(Rows from a dataset)
* * * *
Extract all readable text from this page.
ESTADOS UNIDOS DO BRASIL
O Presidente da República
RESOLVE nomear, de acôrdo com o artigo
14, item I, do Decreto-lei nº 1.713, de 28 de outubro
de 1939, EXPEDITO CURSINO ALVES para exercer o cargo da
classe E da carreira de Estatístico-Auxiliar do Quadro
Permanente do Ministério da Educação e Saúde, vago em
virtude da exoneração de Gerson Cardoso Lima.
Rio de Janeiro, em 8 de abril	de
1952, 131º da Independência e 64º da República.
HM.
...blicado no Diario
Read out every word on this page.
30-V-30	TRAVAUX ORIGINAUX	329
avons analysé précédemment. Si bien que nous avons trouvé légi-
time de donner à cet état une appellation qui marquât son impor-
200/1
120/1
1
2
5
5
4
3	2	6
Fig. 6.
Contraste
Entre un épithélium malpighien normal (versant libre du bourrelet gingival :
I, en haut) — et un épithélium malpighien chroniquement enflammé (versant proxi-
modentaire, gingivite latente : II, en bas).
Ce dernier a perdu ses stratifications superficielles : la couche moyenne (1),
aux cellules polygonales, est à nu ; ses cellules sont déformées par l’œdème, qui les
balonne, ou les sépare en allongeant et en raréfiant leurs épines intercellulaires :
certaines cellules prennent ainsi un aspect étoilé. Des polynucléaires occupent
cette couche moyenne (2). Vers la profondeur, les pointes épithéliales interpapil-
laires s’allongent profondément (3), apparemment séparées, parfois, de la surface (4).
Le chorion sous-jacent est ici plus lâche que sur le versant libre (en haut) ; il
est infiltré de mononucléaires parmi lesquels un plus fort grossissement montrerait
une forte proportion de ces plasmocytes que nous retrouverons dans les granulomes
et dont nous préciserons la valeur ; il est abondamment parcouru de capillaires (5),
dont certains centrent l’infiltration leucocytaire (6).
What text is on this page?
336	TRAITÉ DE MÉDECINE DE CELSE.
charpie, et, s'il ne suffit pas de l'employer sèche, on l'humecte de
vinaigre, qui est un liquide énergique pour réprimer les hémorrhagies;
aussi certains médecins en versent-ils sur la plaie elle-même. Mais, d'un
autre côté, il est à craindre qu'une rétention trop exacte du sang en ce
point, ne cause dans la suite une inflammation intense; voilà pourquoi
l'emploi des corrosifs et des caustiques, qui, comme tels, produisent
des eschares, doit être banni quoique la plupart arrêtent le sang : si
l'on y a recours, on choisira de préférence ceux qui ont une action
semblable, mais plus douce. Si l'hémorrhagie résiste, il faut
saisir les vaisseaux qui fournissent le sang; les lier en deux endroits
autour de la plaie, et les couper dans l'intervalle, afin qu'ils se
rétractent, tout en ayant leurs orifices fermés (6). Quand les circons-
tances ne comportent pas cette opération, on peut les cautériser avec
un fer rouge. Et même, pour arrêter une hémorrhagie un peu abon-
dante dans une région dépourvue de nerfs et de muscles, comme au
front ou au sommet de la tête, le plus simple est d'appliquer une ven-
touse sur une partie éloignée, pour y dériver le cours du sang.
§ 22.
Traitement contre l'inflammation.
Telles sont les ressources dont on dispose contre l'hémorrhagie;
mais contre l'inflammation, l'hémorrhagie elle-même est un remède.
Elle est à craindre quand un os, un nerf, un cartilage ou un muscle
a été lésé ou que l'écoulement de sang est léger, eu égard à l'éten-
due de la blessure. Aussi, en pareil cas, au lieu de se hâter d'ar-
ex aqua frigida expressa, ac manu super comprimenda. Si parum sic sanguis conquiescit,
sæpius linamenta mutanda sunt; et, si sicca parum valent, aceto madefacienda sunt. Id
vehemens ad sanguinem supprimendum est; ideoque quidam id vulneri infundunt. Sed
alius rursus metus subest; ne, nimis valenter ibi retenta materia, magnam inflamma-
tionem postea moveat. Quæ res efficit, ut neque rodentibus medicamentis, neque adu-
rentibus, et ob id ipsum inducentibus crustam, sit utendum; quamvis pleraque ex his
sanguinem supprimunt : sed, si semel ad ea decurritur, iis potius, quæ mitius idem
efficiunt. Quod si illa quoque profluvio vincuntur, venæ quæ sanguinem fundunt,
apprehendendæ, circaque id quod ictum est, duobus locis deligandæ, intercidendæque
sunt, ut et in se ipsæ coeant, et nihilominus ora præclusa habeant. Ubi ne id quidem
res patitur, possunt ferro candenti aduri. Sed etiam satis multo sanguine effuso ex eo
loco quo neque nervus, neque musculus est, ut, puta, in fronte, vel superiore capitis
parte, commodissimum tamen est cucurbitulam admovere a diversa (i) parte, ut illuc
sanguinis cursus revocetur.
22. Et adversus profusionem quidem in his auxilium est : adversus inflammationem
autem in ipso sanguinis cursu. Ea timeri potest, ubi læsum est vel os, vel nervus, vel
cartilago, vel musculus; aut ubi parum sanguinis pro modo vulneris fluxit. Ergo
* * * *
> [YOUR OBJECTIVE]
Only a number is wanted: how many lines of the data above contain "cellules"?

> [SOLUTION TO THE EXERCISE]
2